BRIEF →
Below is a set of records. Repeat all of them exactly.

Records excerpted from a collection:
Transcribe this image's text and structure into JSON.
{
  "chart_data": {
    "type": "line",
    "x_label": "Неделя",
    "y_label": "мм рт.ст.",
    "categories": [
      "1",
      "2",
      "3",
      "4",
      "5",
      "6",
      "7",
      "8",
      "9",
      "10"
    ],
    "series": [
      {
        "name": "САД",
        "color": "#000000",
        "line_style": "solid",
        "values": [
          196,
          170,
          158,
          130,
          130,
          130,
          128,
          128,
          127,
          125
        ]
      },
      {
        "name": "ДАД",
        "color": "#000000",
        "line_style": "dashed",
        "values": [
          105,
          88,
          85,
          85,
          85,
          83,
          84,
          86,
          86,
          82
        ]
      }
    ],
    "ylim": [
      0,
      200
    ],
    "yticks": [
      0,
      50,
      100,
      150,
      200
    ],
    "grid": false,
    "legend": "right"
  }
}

SOLUTION →
Transcribe this image's text and structure into JSON.
{
  "chart_data": {
    "type": "line",
    "x_label": "Неделя",
    "y_label": "мм рт.ст.",
    "categories": [
      "1",
      "2",
      "3",
      "4",
      "5",
      "6",
      "7",
      "8",
      "9",
      "10"
    ],
    "series": [
      {
        "name": "САД",
        "color": "#000000",
        "line_style": "solid",
        "values": [
          196,
          170,
          158,
          130,
          130,
          130,
          128,
          128,
          127,
          125
        ]
      },
      {
        "name": "ДАД",
        "color": "#000000",
        "line_style": "dashed",
        "values": [
          105,
          88,
          85,
          85,
          85,
          83,
          84,
          86,
          86,
          82
        ]
      }
    ],
    "ylim": [
      0,
      200
    ],
    "yticks": [
      0,
      50,
      100,
      150,
      200
    ],
    "grid": false,
    "legend": "right"
  }
}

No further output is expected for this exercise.